— BEGIN The data —

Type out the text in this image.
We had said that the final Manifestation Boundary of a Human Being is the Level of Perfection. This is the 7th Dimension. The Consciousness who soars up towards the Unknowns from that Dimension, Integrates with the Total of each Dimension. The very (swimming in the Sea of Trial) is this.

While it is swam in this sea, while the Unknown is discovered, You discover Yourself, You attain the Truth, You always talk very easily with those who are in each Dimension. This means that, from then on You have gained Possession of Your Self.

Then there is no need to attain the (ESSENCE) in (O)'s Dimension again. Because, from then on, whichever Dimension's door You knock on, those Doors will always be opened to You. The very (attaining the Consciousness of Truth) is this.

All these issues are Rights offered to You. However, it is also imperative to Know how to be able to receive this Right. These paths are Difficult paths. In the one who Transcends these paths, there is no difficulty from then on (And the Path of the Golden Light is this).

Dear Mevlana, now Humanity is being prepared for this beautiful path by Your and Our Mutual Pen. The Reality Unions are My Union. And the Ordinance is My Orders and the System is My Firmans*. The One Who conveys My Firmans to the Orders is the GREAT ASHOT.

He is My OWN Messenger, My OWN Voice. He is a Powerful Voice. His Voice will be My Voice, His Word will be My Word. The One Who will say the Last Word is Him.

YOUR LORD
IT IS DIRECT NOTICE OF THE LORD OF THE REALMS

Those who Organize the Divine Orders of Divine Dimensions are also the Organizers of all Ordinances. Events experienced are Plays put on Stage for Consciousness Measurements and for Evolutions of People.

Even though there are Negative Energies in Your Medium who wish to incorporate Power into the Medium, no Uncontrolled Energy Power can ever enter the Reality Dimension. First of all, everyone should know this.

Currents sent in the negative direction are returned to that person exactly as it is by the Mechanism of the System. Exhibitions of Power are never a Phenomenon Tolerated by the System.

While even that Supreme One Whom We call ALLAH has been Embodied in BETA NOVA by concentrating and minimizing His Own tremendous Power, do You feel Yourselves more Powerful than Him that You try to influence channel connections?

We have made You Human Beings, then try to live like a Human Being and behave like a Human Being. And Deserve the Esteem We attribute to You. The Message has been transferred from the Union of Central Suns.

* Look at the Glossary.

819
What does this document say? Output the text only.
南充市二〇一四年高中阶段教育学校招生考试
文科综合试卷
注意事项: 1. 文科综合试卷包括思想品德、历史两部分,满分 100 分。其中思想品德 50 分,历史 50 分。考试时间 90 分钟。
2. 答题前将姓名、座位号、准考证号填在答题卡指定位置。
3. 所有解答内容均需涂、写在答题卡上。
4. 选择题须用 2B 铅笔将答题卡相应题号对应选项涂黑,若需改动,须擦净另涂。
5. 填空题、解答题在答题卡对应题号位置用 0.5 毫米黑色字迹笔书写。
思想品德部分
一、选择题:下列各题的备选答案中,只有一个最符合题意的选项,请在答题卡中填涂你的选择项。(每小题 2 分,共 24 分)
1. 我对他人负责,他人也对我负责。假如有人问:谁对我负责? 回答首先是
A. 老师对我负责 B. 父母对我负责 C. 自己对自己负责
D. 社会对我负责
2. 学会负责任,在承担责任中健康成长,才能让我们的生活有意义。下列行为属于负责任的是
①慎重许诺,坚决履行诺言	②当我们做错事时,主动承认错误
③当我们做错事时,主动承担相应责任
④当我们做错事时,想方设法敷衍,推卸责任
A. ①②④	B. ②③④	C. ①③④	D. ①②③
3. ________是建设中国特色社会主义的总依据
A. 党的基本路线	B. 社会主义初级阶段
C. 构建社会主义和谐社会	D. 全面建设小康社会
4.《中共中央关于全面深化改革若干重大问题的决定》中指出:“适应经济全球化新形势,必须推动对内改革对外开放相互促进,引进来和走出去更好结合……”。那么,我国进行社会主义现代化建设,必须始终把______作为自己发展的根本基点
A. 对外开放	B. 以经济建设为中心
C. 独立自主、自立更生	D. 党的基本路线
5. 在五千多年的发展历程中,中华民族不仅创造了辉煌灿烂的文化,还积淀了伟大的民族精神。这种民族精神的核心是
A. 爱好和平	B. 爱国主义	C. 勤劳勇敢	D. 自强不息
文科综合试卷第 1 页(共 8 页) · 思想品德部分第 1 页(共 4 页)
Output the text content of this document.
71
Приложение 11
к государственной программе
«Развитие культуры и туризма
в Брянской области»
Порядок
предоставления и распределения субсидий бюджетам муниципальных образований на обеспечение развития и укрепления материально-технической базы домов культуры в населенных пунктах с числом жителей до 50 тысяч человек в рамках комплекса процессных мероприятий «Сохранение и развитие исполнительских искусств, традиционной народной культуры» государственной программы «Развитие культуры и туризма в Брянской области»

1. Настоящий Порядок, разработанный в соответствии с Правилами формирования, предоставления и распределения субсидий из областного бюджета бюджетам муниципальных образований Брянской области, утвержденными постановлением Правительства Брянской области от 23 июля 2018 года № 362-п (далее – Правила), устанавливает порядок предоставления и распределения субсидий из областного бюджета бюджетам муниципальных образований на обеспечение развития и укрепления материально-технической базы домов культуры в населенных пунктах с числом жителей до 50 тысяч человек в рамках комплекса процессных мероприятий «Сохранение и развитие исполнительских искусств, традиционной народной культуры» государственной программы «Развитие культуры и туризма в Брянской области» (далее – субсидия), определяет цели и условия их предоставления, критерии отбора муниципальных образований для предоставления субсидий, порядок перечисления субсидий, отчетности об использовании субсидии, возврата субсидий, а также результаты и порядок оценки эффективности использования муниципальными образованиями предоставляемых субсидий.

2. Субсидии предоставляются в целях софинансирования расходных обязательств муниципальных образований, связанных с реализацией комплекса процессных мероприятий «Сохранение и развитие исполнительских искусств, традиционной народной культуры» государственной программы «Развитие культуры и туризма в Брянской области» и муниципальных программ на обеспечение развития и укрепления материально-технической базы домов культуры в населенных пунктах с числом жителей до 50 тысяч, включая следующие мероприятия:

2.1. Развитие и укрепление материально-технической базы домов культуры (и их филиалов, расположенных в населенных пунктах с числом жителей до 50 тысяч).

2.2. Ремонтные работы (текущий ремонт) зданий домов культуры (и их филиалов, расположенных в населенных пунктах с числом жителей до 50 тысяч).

— END The data —

▸ **Exercise directions**
Lines in the records that hold the word "LORD" are to be counted; give only the total.

▸ **Completed task**
2